*What you have to do*.
Give every line back verbatim, dropping all images.

*Rows*.
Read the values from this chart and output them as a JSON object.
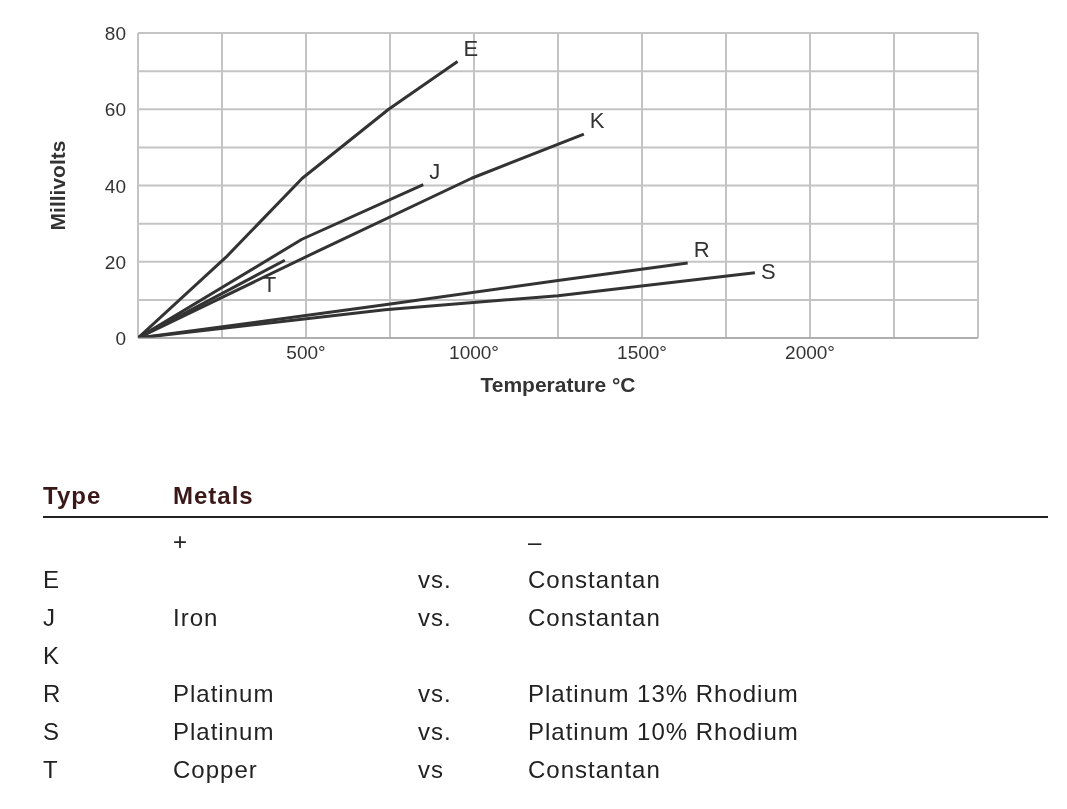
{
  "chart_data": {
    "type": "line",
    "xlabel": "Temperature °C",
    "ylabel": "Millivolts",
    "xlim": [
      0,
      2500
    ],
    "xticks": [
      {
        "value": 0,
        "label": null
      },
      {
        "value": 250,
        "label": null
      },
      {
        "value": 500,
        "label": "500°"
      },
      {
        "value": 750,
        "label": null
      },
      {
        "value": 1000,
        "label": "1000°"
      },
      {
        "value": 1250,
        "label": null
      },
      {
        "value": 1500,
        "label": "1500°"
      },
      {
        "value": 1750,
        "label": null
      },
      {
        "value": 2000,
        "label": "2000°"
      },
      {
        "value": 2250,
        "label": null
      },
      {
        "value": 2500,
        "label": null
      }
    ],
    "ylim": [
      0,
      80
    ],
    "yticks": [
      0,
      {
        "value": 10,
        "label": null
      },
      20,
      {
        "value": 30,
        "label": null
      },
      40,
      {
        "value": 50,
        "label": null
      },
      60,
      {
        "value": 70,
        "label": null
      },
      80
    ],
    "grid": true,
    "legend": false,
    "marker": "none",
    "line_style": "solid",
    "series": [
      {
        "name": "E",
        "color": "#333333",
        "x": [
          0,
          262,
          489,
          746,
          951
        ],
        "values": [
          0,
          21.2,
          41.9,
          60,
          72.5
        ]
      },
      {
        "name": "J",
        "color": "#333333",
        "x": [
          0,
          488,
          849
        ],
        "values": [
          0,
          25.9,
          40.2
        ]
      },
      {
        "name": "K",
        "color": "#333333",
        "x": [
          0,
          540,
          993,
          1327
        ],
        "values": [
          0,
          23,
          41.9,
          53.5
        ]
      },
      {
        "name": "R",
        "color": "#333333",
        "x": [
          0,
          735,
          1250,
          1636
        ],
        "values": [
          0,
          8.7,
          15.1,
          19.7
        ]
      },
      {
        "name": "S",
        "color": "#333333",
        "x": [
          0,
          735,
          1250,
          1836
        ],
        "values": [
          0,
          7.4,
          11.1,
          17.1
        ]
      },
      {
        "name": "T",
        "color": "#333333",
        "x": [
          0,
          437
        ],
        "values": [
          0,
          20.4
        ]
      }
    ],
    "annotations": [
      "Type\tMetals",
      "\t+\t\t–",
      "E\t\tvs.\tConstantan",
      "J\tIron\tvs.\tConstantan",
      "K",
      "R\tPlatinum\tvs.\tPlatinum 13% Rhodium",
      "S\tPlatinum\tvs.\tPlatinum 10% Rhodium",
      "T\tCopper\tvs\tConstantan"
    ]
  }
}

*The completed task*.
Read the values from this chart and output them as a JSON object.
{
  "chart_data": {
    "type": "line",
    "xlabel": "Temperature °C",
    "ylabel": "Millivolts",
    "xlim": [
      0,
      2500
    ],
    "xticks": [
      {
        "value": 0,
        "label": null
      },
      {
        "value": 250,
        "label": null
      },
      {
        "value": 500,
        "label": "500°"
      },
      {
        "value": 750,
        "label": null
      },
      {
        "value": 1000,
        "label": "1000°"
      },
      {
        "value": 1250,
        "label": null
      },
      {
        "value": 1500,
        "label": "1500°"
      },
      {
        "value": 1750,
        "label": null
      },
      {
        "value": 2000,
        "label": "2000°"
      },
      {
        "value": 2250,
        "label": null
      },
      {
        "value": 2500,
        "label": null
      }
    ],
    "ylim": [
      0,
      80
    ],
    "yticks": [
      0,
      {
        "value": 10,
        "label": null
      },
      20,
      {
        "value": 30,
        "label": null
      },
      40,
      {
        "value": 50,
        "label": null
      },
      60,
      {
        "value": 70,
        "label": null
      },
      80
    ],
    "grid": true,
    "legend": false,
    "marker": "none",
    "line_style": "solid",
    "series": [
      {
        "name": "E",
        "color": "#333333",
        "x": [
          0,
          262,
          489,
          746,
          951
        ],
        "values": [
          0,
          21.2,
          41.9,
          60,
          72.5
        ]
      },
      {
        "name": "J",
        "color": "#333333",
        "x": [
          0,
          488,
          849
        ],
        "values": [
          0,
          25.9,
          40.2
        ]
      },
      {
        "name": "K",
        "color": "#333333",
        "x": [
          0,
          540,
          993,
          1327
        ],
        "values": [
          0,
          23,
          41.9,
          53.5
        ]
      },
      {
        "name": "R",
        "color": "#333333",
        "x": [
          0,
          735,
          1250,
          1636
        ],
        "values": [
          0,
          8.7,
          15.1,
          19.7
        ]
      },
      {
        "name": "S",
        "color": "#333333",
        "x": [
          0,
          735,
          1250,
          1836
        ],
        "values": [
          0,
          7.4,
          11.1,
          17.1
        ]
      },
      {
        "name": "T",
        "color": "#333333",
        "x": [
          0,
          437
        ],
        "values": [
          0,
          20.4
        ]
      }
    ],
    "annotations": [
      "Type\tMetals",
      "\t+\t\t–",
      "E\t\tvs.\tConstantan",
      "J\tIron\tvs.\tConstantan",
      "K",
      "R\tPlatinum\tvs.\tPlatinum 13% Rhodium",
      "S\tPlatinum\tvs.\tPlatinum 10% Rhodium",
      "T\tCopper\tvs\tConstantan"
    ]
  }
}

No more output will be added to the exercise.